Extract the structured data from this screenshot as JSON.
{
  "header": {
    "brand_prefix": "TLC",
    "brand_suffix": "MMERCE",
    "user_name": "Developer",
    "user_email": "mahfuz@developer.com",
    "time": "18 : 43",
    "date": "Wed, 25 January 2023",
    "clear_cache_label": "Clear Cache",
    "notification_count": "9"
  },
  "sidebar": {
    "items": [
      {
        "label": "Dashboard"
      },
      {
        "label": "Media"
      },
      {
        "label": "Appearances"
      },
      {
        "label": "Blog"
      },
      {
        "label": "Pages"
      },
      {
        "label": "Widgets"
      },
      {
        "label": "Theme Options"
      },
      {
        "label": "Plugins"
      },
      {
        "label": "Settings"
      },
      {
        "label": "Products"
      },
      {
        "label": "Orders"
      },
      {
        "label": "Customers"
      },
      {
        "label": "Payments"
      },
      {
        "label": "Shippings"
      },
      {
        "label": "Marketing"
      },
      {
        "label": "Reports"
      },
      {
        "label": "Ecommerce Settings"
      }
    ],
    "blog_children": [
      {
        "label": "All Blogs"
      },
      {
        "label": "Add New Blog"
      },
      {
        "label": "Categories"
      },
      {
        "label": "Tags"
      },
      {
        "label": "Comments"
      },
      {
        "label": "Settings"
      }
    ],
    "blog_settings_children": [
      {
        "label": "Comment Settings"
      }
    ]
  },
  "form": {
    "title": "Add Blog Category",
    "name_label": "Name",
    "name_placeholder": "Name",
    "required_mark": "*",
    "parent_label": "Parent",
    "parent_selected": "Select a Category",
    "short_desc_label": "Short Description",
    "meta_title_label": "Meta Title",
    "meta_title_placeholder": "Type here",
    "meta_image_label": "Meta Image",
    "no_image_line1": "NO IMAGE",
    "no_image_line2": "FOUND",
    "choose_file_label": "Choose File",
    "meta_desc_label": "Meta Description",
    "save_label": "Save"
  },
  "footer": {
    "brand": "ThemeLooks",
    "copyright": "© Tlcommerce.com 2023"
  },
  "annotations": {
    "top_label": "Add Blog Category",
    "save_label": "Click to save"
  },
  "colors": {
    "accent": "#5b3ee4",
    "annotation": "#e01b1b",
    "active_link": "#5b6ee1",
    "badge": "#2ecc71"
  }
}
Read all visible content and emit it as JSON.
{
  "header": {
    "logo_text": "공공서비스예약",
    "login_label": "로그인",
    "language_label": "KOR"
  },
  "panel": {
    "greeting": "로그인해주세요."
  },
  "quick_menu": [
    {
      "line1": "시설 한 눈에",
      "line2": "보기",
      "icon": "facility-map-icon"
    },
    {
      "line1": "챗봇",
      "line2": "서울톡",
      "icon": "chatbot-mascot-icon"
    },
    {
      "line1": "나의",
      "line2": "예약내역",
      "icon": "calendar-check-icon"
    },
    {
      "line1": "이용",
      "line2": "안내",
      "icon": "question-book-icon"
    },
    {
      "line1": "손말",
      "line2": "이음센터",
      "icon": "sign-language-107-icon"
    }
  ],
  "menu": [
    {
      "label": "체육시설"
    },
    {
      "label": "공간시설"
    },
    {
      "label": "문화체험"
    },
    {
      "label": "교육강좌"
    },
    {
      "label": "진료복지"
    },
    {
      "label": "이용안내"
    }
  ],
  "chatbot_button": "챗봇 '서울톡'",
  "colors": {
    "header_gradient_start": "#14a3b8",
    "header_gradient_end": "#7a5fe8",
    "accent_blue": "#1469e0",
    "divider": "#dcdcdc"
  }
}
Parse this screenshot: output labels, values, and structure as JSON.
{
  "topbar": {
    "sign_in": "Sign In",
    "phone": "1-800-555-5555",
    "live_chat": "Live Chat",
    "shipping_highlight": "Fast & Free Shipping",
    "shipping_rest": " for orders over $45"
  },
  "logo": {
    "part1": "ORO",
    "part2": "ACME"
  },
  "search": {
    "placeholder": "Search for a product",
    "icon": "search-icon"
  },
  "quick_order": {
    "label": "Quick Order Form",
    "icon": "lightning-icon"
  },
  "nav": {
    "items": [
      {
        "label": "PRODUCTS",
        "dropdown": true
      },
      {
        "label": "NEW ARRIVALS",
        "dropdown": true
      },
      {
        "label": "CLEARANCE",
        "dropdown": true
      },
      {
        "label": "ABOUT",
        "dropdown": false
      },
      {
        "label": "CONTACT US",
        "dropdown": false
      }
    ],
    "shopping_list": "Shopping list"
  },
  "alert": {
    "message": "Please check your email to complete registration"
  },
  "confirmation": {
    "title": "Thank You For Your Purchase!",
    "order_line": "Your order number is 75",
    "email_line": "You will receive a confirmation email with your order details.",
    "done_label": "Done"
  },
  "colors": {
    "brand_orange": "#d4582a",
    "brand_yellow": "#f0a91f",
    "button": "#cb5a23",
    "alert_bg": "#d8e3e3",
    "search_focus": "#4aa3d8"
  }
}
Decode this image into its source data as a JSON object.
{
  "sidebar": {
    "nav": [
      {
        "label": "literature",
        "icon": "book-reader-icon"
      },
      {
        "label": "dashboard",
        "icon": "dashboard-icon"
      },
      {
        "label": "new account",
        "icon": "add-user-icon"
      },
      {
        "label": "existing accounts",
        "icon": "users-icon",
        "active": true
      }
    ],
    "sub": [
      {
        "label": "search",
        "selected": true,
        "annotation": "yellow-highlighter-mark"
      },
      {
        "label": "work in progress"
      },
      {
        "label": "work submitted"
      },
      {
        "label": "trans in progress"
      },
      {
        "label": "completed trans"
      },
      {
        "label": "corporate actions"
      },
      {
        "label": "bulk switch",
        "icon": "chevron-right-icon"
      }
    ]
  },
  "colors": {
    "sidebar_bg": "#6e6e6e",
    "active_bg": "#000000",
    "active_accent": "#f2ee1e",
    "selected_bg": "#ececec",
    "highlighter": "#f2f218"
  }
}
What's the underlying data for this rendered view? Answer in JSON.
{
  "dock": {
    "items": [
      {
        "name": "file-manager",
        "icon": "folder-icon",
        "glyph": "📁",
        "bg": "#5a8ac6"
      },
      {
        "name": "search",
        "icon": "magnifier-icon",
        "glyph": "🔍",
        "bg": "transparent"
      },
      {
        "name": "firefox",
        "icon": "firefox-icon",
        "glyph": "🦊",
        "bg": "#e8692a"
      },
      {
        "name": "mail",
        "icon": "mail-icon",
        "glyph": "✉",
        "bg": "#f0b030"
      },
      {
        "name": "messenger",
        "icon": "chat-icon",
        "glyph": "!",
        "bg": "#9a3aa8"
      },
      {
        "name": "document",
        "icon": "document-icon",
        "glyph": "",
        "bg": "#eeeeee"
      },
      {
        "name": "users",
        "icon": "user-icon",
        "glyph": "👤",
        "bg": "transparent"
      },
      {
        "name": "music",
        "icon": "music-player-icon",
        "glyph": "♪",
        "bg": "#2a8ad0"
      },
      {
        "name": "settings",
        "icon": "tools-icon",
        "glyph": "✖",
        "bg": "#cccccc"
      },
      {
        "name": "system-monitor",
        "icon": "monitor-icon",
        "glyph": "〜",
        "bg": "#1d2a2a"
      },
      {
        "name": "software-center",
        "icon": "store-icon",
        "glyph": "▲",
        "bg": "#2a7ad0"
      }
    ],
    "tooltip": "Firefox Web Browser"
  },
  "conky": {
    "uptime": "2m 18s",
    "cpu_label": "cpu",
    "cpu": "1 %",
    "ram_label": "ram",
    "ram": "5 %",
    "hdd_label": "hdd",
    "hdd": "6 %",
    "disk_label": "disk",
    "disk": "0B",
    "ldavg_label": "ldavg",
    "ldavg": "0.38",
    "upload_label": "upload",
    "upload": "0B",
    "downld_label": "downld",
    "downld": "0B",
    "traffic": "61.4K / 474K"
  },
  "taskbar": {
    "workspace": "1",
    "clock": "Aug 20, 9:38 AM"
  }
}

→ The problem: Find every line in the entries that includes the word "data", then state how many there are and nothing else.

→ Result below: 3